Parteichefin Claudia Roth gab für die Europawahl am 7. Juni 2009 als Zielmarke 16 Abgeordneten-Mandate vor, was bedeutet, den im Jahr 2004 erreichten Stimmenanteil von 11,9 Prozent deutlich zu übertreffen. Sie nutzte denn die Politische Rede des Bundesvorstandes, um die große Koalition in Berlin scharf anzugreifen. Das Konjunktur-Paket der Bundesregierung sei ein „Sammelsurium-Aktionismus“, mit dem die Große Koalition Wahlgeschenke verteilen wolle. Sie möchte sich für gesenkte Krankenkassenbeiträge feiern lassen, die sie gerade selbst erhöht habe. Angela Merkel lasse sich vom Lobby-Druck treiben. Anstatt die dramatisch fortschreitende Klimakrise, die globale Finanz- und Wirtschaftskrise und die nie dagewesene Hungerkrise im Komplex zu bekämpfen, stelle sie Klima gegen Arbeit und ignoriere die Entwicklungsländer trotz gegenteiliger Versprechungen. Wo sei, fragte Roth, eine Strategie der Bundesregierung, die mit Klimaschutz Arbeitsplätze schaffe und sichere, die in Köpfe und nicht in Beton investiere, in der Kinder mehr wert seien als eine „Abwrackprämie“, die nicht nur Autos abwrackt, sondern auch die Umwelt?

» **Arbeitsauftrag**
Führen Sie den Text über Claudia Roths Angriff auf die große Koalition vor der Europawahl 2009 im Anschluss an seinen letzten Satz fort.

» **Datenauszüge**

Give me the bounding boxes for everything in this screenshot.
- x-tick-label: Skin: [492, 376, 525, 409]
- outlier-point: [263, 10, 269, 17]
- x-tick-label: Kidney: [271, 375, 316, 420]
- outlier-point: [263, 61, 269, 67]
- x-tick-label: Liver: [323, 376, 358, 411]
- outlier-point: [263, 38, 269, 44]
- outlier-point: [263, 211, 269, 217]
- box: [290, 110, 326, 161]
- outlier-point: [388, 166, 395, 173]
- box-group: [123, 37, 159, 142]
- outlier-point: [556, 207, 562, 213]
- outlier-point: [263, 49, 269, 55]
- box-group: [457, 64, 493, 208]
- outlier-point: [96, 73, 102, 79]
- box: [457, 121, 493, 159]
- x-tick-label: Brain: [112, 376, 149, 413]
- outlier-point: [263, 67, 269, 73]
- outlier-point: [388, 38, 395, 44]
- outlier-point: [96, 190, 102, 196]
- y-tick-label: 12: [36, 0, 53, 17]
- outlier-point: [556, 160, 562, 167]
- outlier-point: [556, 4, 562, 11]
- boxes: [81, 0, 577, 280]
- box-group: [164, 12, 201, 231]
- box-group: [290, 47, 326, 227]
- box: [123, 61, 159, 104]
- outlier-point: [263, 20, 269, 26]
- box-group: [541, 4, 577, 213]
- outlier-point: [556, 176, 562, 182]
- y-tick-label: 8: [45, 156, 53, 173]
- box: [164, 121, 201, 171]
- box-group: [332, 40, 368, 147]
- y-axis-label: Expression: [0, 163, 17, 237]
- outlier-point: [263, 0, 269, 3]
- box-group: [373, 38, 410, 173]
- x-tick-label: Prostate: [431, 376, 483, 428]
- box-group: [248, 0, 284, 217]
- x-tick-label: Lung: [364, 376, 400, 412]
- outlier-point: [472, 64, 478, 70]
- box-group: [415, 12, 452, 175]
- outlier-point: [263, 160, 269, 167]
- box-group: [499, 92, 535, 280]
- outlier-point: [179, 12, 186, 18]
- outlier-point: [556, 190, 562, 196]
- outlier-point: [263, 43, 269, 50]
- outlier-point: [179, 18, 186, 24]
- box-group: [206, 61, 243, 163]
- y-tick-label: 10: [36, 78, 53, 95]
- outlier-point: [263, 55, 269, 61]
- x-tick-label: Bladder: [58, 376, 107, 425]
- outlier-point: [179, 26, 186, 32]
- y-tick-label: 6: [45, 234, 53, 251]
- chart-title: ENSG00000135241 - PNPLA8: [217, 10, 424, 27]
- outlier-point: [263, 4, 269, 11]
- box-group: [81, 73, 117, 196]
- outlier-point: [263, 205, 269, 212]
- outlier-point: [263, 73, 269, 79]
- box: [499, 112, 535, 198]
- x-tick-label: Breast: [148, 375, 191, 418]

» **Lösung**
Die Antwort der Grünen auf die oben genannten drei globalen Herausforderungen, „die unsere Welt erschüttern“, sei ein grüner „New Deal“ mit massiven Zukunftsinvestitionen in Klima, Bildung und Gerechtigkeit, mit Investitionen in die materielle Basis für eine nachhaltige Gesellschaft. „Unsere Antwort“, erklärte die Parteivorsitzende, „ist ein neuer Gesellschaftsvertrag, der gerechte Verhältnisse herstellt und nicht Steuern senkt für die, die eh mehr haben, sondern Kaufkraft herstellt bei Geringverdienern, Rentnern und ALG-II-Empfängern.“
Mit dem Blick auf die Bundestagswahl erteilte Claudia Roth allen Koalitionsspekulationen eine Absage: „Was wir gar nicht brauchen, sind Polit-Astrologen mit immer neuen Kaffesatz-Koalitionen. Was wir brauchen, ist eine eigenständige grüne Partei – klar und verlässlich, kreativ und voller Überzeugungskraft.“ Die Öko-Partei stelle grüne Inhalte nach vorn – und nicht „Farbspekulationen und Taktiererei“. Sie wolle im Superwahljahr dritte Kraft werden, lautete die Kampfansage an FDP und LINKE.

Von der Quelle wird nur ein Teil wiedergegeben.